— begin Dataset content —

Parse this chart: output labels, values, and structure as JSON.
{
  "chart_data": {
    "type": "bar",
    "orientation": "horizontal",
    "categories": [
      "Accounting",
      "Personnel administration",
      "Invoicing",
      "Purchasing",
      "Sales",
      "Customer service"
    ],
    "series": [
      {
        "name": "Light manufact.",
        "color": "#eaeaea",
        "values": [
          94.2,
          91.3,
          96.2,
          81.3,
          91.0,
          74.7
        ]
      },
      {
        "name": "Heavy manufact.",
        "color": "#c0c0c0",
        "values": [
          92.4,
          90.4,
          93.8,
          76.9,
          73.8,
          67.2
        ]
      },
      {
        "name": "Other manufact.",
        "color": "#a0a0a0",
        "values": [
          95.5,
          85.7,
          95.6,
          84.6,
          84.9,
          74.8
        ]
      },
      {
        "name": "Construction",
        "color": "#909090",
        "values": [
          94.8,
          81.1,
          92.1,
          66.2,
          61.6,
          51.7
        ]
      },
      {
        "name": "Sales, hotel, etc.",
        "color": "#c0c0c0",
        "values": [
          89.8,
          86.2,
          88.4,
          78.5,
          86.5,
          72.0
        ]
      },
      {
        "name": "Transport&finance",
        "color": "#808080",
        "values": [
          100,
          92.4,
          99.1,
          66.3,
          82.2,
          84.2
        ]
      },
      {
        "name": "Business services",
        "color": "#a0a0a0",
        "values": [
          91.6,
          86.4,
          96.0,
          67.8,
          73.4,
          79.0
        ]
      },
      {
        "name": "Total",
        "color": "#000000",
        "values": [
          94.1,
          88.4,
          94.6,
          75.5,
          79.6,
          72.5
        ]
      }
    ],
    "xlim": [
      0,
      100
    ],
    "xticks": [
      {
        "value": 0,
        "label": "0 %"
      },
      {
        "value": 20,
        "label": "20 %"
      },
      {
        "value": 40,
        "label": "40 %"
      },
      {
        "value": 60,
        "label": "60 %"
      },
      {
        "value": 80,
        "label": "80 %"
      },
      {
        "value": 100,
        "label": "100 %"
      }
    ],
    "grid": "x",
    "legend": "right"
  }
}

— end Dataset content —

■ **Exercise**
Output the records verbatim, from the first line to the last.

■ **Exercise result**
Parse this chart: output labels, values, and structure as JSON.
{
  "chart_data": {
    "type": "bar",
    "orientation": "horizontal",
    "categories": [
      "Accounting",
      "Personnel administration",
      "Invoicing",
      "Purchasing",
      "Sales",
      "Customer service"
    ],
    "series": [
      {
        "name": "Light manufact.",
        "color": "#eaeaea",
        "values": [
          94.2,
          91.3,
          96.2,
          81.3,
          91.0,
          74.7
        ]
      },
      {
        "name": "Heavy manufact.",
        "color": "#c0c0c0",
        "values": [
          92.4,
          90.4,
          93.8,
          76.9,
          73.8,
          67.2
        ]
      },
      {
        "name": "Other manufact.",
        "color": "#a0a0a0",
        "values": [
          95.5,
          85.7,
          95.6,
          84.6,
          84.9,
          74.8
        ]
      },
      {
        "name": "Construction",
        "color": "#909090",
        "values": [
          94.8,
          81.1,
          92.1,
          66.2,
          61.6,
          51.7
        ]
      },
      {
        "name": "Sales, hotel, etc.",
        "color": "#c0c0c0",
        "values": [
          89.8,
          86.2,
          88.4,
          78.5,
          86.5,
          72.0
        ]
      },
      {
        "name": "Transport&finance",
        "color": "#808080",
        "values": [
          100,
          92.4,
          99.1,
          66.3,
          82.2,
          84.2
        ]
      },
      {
        "name": "Business services",
        "color": "#a0a0a0",
        "values": [
          91.6,
          86.4,
          96.0,
          67.8,
          73.4,
          79.0
        ]
      },
      {
        "name": "Total",
        "color": "#000000",
        "values": [
          94.1,
          88.4,
          94.6,
          75.5,
          79.6,
          72.5
        ]
      }
    ],
    "xlim": [
      0,
      100
    ],
    "xticks": [
      {
        "value": 0,
        "label": "0 %"
      },
      {
        "value": 20,
        "label": "20 %"
      },
      {
        "value": 40,
        "label": "40 %"
      },
      {
        "value": 60,
        "label": "60 %"
      },
      {
        "value": 80,
        "label": "80 %"
      },
      {
        "value": 100,
        "label": "100 %"
      }
    ],
    "grid": "x",
    "legend": "right"
  }
}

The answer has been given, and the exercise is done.